__Written task__
The lines to be extracted begin at the line containing "Output the text content of this document." and end at the last line of the data below; copy them exactly and leave out the pictures.
------ Working data ------
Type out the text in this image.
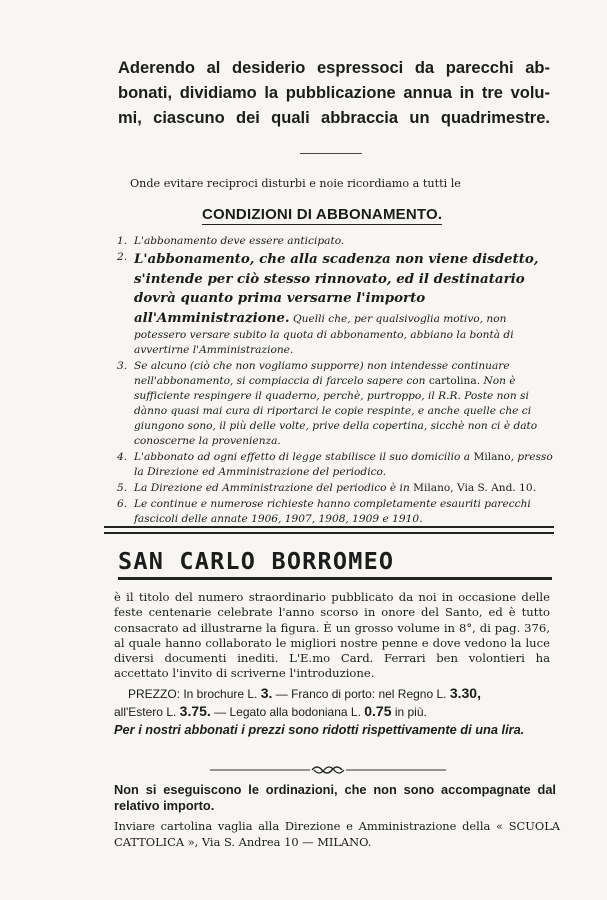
Aderendo al desiderio espressoci da parecchi ab-
bonati, dividiamo la pubblicazione annua in tre volu-
mi, ciascuno dei quali abbraccia un quadrimestre.

Onde evitare reciproci disturbi e noie ricordiamo a tutti le

CONDIZIONI DI ABBONAMENTO.
1. L'abbonamento deve essere anticipato.
2. L'abbonamento, che alla scadenza non viene disdetto, s'intende per ciò stesso rinnovato, ed il destinatario dovrà quanto prima versarne l'importo all'Amministrazione. Quelli che, per qualsivoglia motivo, non potessero versare subito la quota di abbonamento, abbiano la bontà di avvertirne l'Amministrazione.
3. Se alcuno (ciò che non vogliamo supporre) non intendesse continuare nell'abbonamento, si compiaccia di farcelo sapere con cartolina. Non è sufficiente respingere il quaderno, perchè, purtroppo, il R.R. Poste non si dànno quasi mai cura di riportarci le copie respinte, e anche quelle che ci giungono sono, il più delle volte, prive della copertina, sicchè non ci è dato conoscerne la provenienza.
4. L'abbonato ad ogni effetto di legge stabilisce il suo domicilio a Milano, presso la Direzione ed Amministrazione del periodico.
5. La Direzione ed Amministrazione del periodico è in Milano, Via S. And. 10.
6. Le continue e numerose richieste hanno completamente esauriti parecchi fascicoli delle annate 1906, 1907, 1908, 1909 e 1910.
SAN CARLO BORROMEO

è il titolo del numero straordinario pubblicato da noi in occasione delle feste centenarie celebrate l'anno scorso in onore del Santo, ed è tutto consacrato ad illustrarne la figura. È un grosso volume in 8°, di pag. 376, al quale hanno collaborato le migliori nostre penne e dove vedono la luce diversi documenti inediti. L'E.mo Card. Ferrari ben volontieri ha accettato l'invito di scriverne l'introduzione.

PREZZO: In brochure L. 3. — Franco di porto: nel Regno L. 3.30,
all'Estero L. 3.75. — Legato alla bodoniana L. 0.75 in più.

Per i nostri abbonati i prezzi sono ridotti rispettivamente di una lira.

Non si eseguiscono le ordinazioni, che non sono accompagnate dal relativo importo.

Inviare cartolina vaglia alla Direzione e Amministrazione della « SCUOLA CATTOLICA », Via S. Andrea 10 — MILANO.
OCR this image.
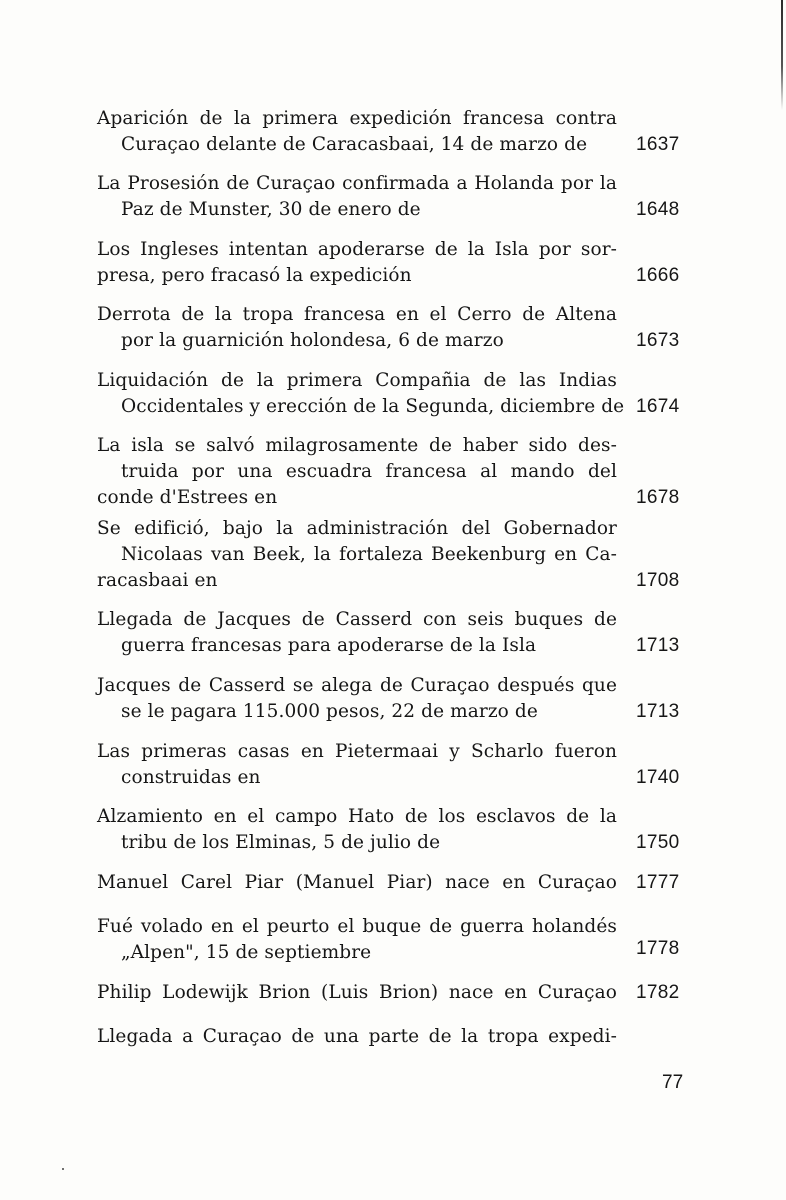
Aparición de la primera expedición francesa contra
Curaçao delante de Caracasbaai, 14 de marzo de	1637
La Prosesión de Curaçao confirmada a Holanda por la
Paz de Munster, 30 de enero de	1648
Los Ingleses intentan apoderarse de la Isla por sor-
presa, pero fracasó la expedición	1666
Derrota de la tropa francesa en el Cerro de Altena
por la guarnición holondesa, 6 de marzo	1673
Liquidación de la primera Compañia de las Indias
Occidentales y erección de la Segunda, diciembre de 1674
La isla se salvó milagrosamente de haber sido des-
truida por una escuadra francesa al mando del
conde d'Estrees en	1678
Se edifició, bajo la administración del Gobernador
Nicolaas van Beek, la fortaleza Beekenburg en Ca-
racasbaai en	1708
Llegada de Jacques de Casserd con seis buques de
guerra francesas para apoderarse de la Isla	1713
Jacques de Casserd se alega de Curaçao después que
se le pagara 115.000 pesos, 22 de marzo de	1713
Las primeras casas en Pietermaai y Scharlo fueron
construidas en	1740
Alzamiento en el campo Hato de los esclavos de la
tribu de los Elminas, 5 de julio de	1750
Manuel Carel Piar (Manuel Piar) nace en Curaçao 1777
Fué volado en el peurto el buque de guerra holandés
„Alpen", 15 de septiembre	1778
Philip Lodewijk Brion (Luis Brion) nace en Curaçao 1782
Llegada a Curaçao de una parte de la tropa expedi-
77
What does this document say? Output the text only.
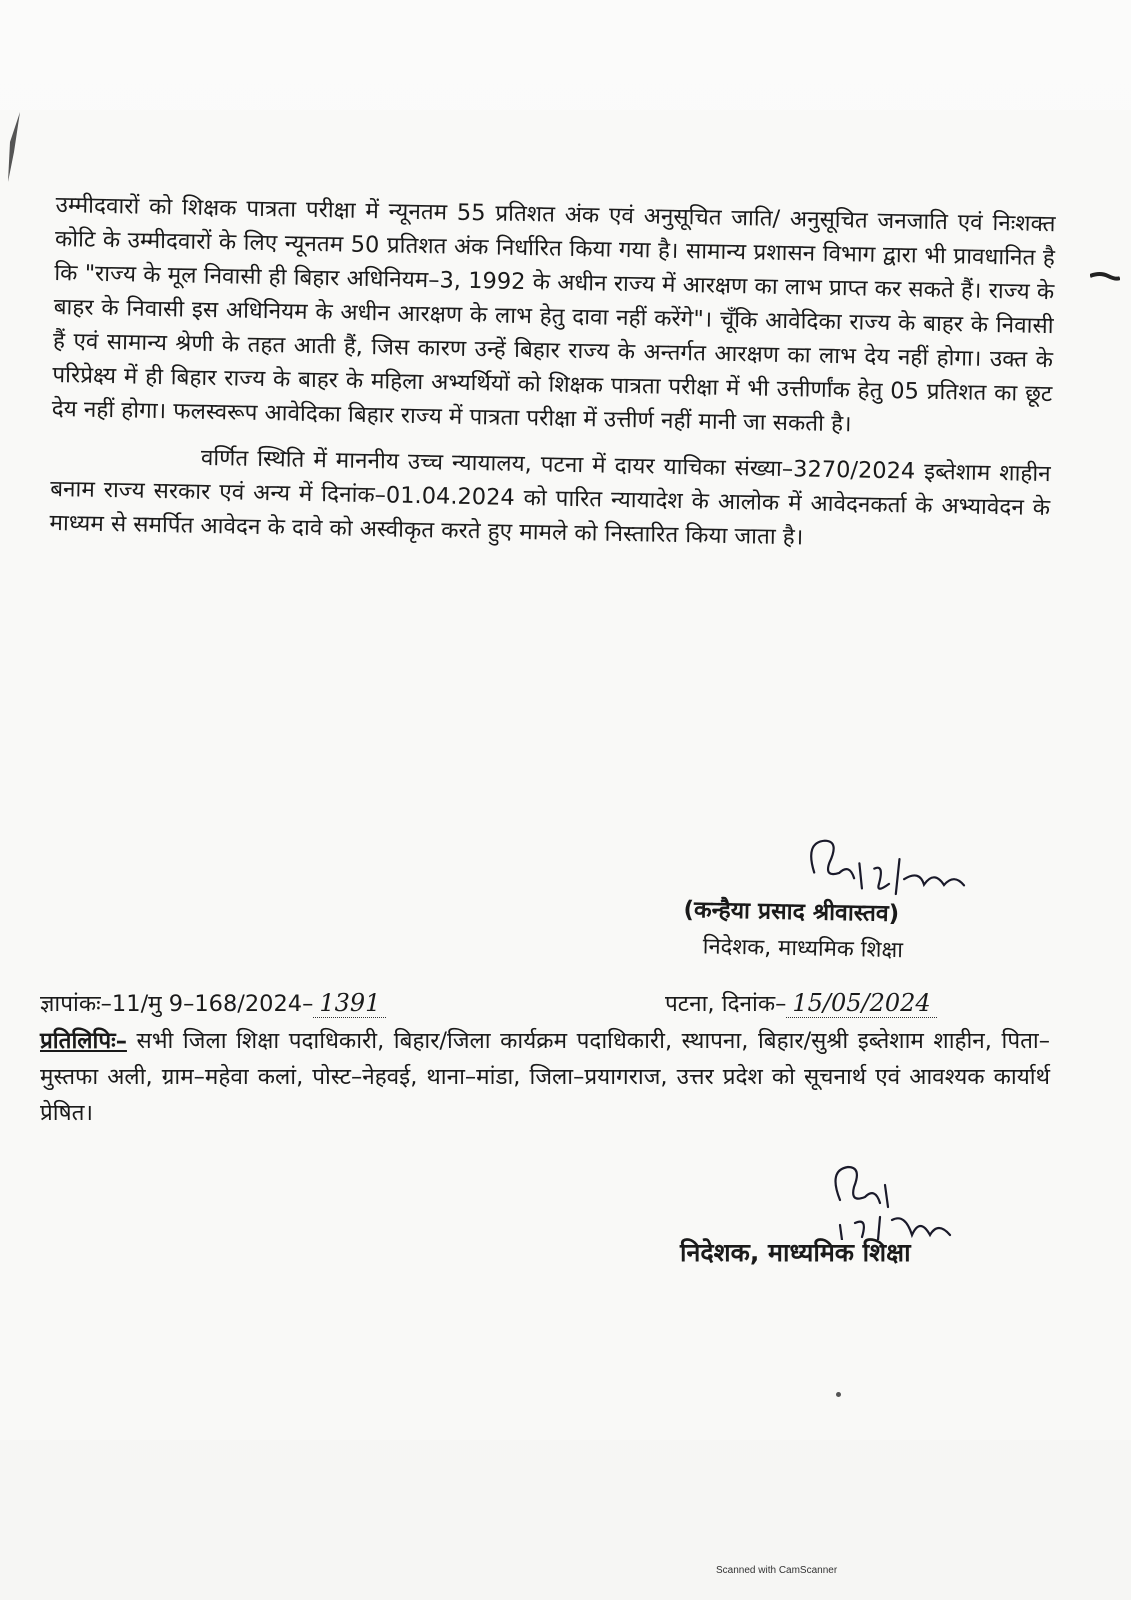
उम्मीदवारों को शिक्षक पात्रता परीक्षा में न्यूनतम 55 प्रतिशत अंक एवं अनुसूचित जाति/ अनुसूचित जनजाति एवं निःशक्त कोटि के उम्मीदवारों के लिए न्यूनतम 50 प्रतिशत अंक निर्धारित किया गया है। सामान्य प्रशासन विभाग द्वारा भी प्रावधानित है कि "राज्य के मूल निवासी ही बिहार अधिनियम–3, 1992 के अधीन राज्य में आरक्षण का लाभ प्राप्त कर सकते हैं। राज्य के बाहर के निवासी इस अधिनियम के अधीन आरक्षण के लाभ हेतु दावा नहीं करेंगे"। चूँकि आवेदिका राज्य के बाहर के निवासी हैं एवं सामान्य श्रेणी के तहत आती हैं, जिस कारण उन्हें बिहार राज्य के अन्तर्गत आरक्षण का लाभ देय नहीं होगा। उक्त के परिप्रेक्ष्य में ही बिहार राज्य के बाहर के महिला अभ्यर्थियों को शिक्षक पात्रता परीक्षा में भी उत्तीर्णांक हेतु 05 प्रतिशत का छूट देय नहीं होगा। फलस्वरूप आवेदिका बिहार राज्य में पात्रता परीक्षा में उत्तीर्ण नहीं मानी जा सकती है।

वर्णित स्थिति में माननीय उच्च न्यायालय, पटना में दायर याचिका संख्या–3270/2024 इब्तेशाम शाहीन बनाम राज्य सरकार एवं अन्य में दिनांक–01.04.2024 को पारित न्यायादेश के आलोक में आवेदनकर्ता के अभ्यावेदन के माध्यम से समर्पित आवेदन के दावे को अस्वीकृत करते हुए मामले को निस्तारित किया जाता है।

(कन्हैया प्रसाद श्रीवास्तव)
निदेशक, माध्यमिक शिक्षा
ज्ञापांकः–11/मु 9–168/2024– 1391	पटना, दिनांक– 15/05/2024
प्रतिलिपिः– सभी जिला शिक्षा पदाधिकारी, बिहार/जिला कार्यक्रम पदाधिकारी, स्थापना, बिहार/सुश्री इब्तेशाम शाहीन, पिता–मुस्तफा अली, ग्राम–महेवा कलां, पोस्ट–नेहवई, थाना–मांडा, जिला–प्रयागराज, उत्तर प्रदेश को सूचनार्थ एवं आवश्यक कार्यार्थ प्रेषित।
निदेशक, माध्यमिक शिक्षा
Scanned with CamScanner
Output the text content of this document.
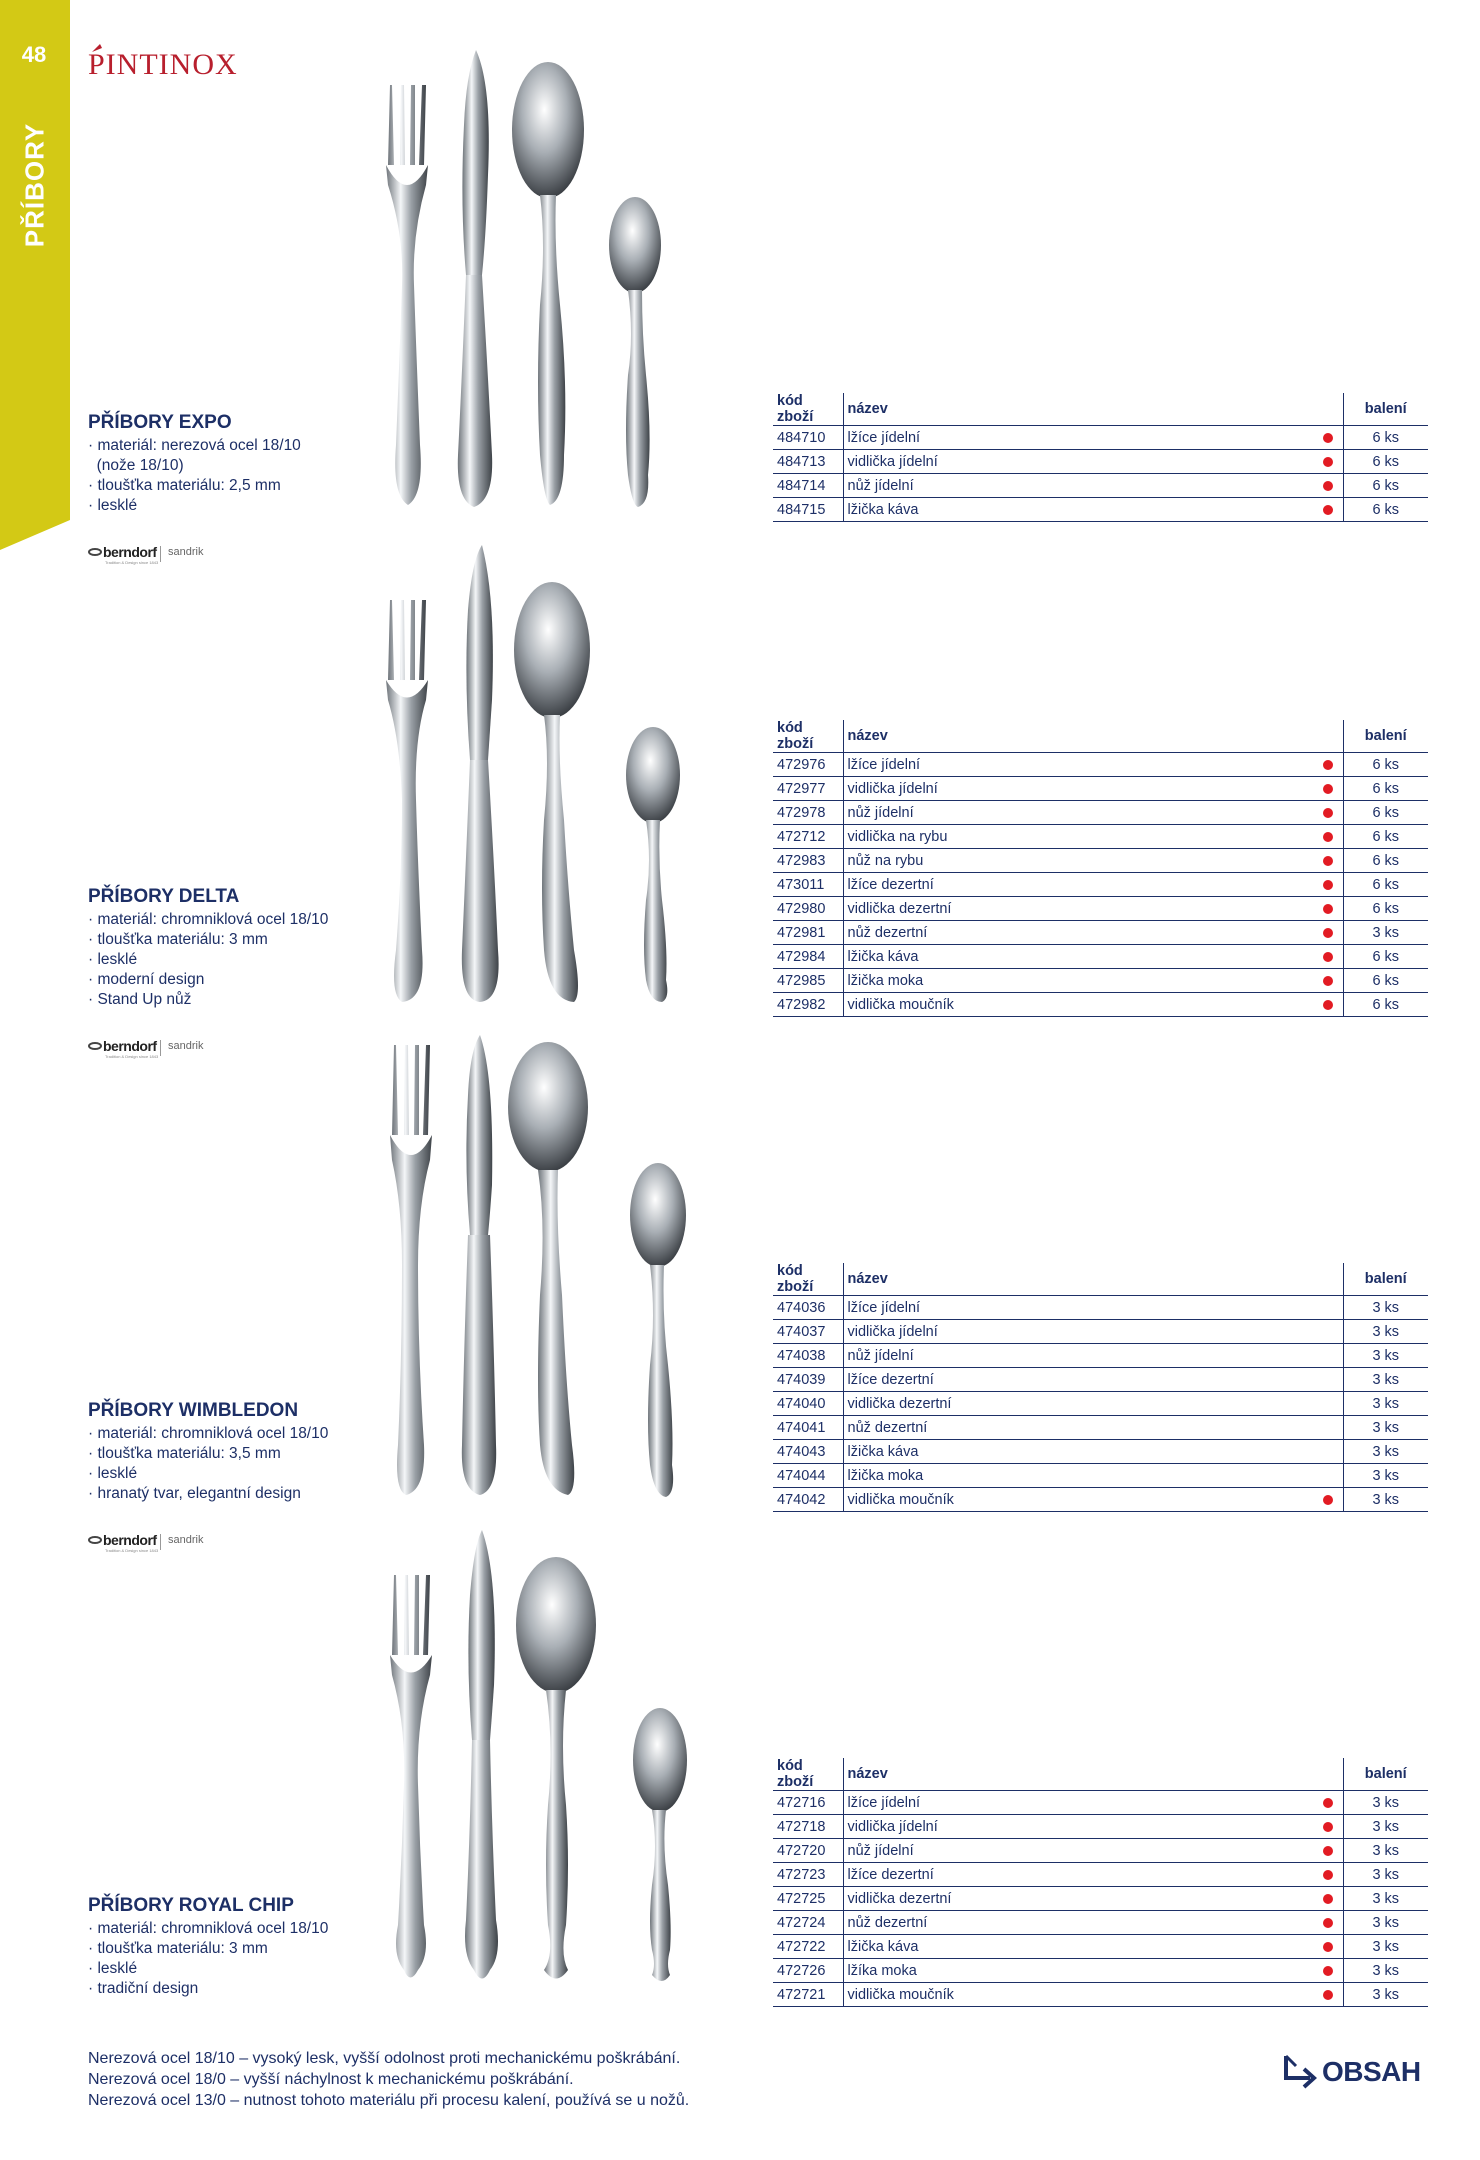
48
PŘÍBORY
PINTINOX
berndorf sandrik
Tradition & Design since 1843
berndorf sandrik
Tradition & Design since 1843
berndorf sandrik
Tradition & Design since 1843
PŘÍBORY EXPO
· materiál: nerezová ocel 18/10
(nože 18/10)
· tloušťka materiálu: 2,5 mm
· lesklé
PŘÍBORY DELTA
· materiál: chromniklová ocel 18/10
· tloušťka materiálu: 3 mm
· lesklé
· moderní design
· Stand Up nůž
PŘÍBORY WIMBLEDON
· materiál: chromniklová ocel 18/10
· tloušťka materiálu: 3,5 mm
· lesklé
· hranatý tvar, elegantní design
PŘÍBORY ROYAL CHIP
· materiál: chromniklová ocel 18/10
· tloušťka materiálu: 3 mm
· lesklé
· tradiční design
kód zboží	název		balení
484710	lžíce jídelní		6 ks
484713	vidlička jídelní		6 ks
484714	nůž jídelní		6 ks
484715	lžička káva		6 ks
kód zboží	název		balení
472976	lžíce jídelní		6 ks
472977	vidlička jídelní		6 ks
472978	nůž jídelní		6 ks
472712	vidlička na rybu		6 ks
472983	nůž na rybu		6 ks
473011	lžíce dezertní		6 ks
472980	vidlička dezertní		6 ks
472981	nůž dezertní		3 ks
472984	lžička káva		6 ks
472985	lžička moka		6 ks
472982	vidlička moučník		6 ks
kód zboží	název		balení
474036	lžíce jídelní		3 ks
474037	vidlička jídelní		3 ks
474038	nůž jídelní		3 ks
474039	lžíce dezertní		3 ks
474040	vidlička dezertní		3 ks
474041	nůž dezertní		3 ks
474043	lžička káva		3 ks
474044	lžička moka		3 ks
474042	vidlička moučník		3 ks
kód zboží	název		balení
472716	lžíce jídelní		3 ks
472718	vidlička jídelní		3 ks
472720	nůž jídelní		3 ks
472723	lžíce dezertní		3 ks
472725	vidlička dezertní		3 ks
472724	nůž dezertní		3 ks
472722	lžička káva		3 ks
472726	lžíka moka		3 ks
472721	vidlička moučník		3 ks
Nerezová ocel 18/10 – vysoký lesk, vyšší odolnost proti mechanickému poškrábání.
Nerezová ocel 18/0 – vyšší náchylnost k mechanickému poškrábání.
Nerezová ocel 13/0 – nutnost tohoto materiálu při procesu kalení, používá se u nožů.
OBSAH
------
__Problem solution__
Output the text content of this document.
48
PŘÍBORY
PINTINOX
berndorf sandrik
Tradition & Design since 1843
berndorf sandrik
Tradition & Design since 1843
berndorf sandrik
Tradition & Design since 1843
PŘÍBORY EXPO
· materiál: nerezová ocel 18/10
(nože 18/10)
· tloušťka materiálu: 2,5 mm
· lesklé
PŘÍBORY DELTA
· materiál: chromniklová ocel 18/10
· tloušťka materiálu: 3 mm
· lesklé
· moderní design
· Stand Up nůž
PŘÍBORY WIMBLEDON
· materiál: chromniklová ocel 18/10
· tloušťka materiálu: 3,5 mm
· lesklé
· hranatý tvar, elegantní design
PŘÍBORY ROYAL CHIP
· materiál: chromniklová ocel 18/10
· tloušťka materiálu: 3 mm
· lesklé
· tradiční design
kód zboží	název		balení
484710	lžíce jídelní		6 ks
484713	vidlička jídelní		6 ks
484714	nůž jídelní		6 ks
484715	lžička káva		6 ks
kód zboží	název		balení
472976	lžíce jídelní		6 ks
472977	vidlička jídelní		6 ks
472978	nůž jídelní		6 ks
472712	vidlička na rybu		6 ks
472983	nůž na rybu		6 ks
473011	lžíce dezertní		6 ks
472980	vidlička dezertní		6 ks
472981	nůž dezertní		3 ks
472984	lžička káva		6 ks
472985	lžička moka		6 ks
472982	vidlička moučník		6 ks
kód zboží	název		balení
474036	lžíce jídelní		3 ks
474037	vidlička jídelní		3 ks
474038	nůž jídelní		3 ks
474039	lžíce dezertní		3 ks
474040	vidlička dezertní		3 ks
474041	nůž dezertní		3 ks
474043	lžička káva		3 ks
474044	lžička moka		3 ks
474042	vidlička moučník		3 ks
kód zboží	název		balení
472716	lžíce jídelní		3 ks
472718	vidlička jídelní		3 ks
472720	nůž jídelní		3 ks
472723	lžíce dezertní		3 ks
472725	vidlička dezertní		3 ks
472724	nůž dezertní		3 ks
472722	lžička káva		3 ks
472726	lžíka moka		3 ks
472721	vidlička moučník		3 ks
Nerezová ocel 18/10 – vysoký lesk, vyšší odolnost proti mechanickému poškrábání.
Nerezová ocel 18/0 – vyšší náchylnost k mechanickému poškrábání.
Nerezová ocel 13/0 – nutnost tohoto materiálu při procesu kalení, používá se u nožů.
OBSAH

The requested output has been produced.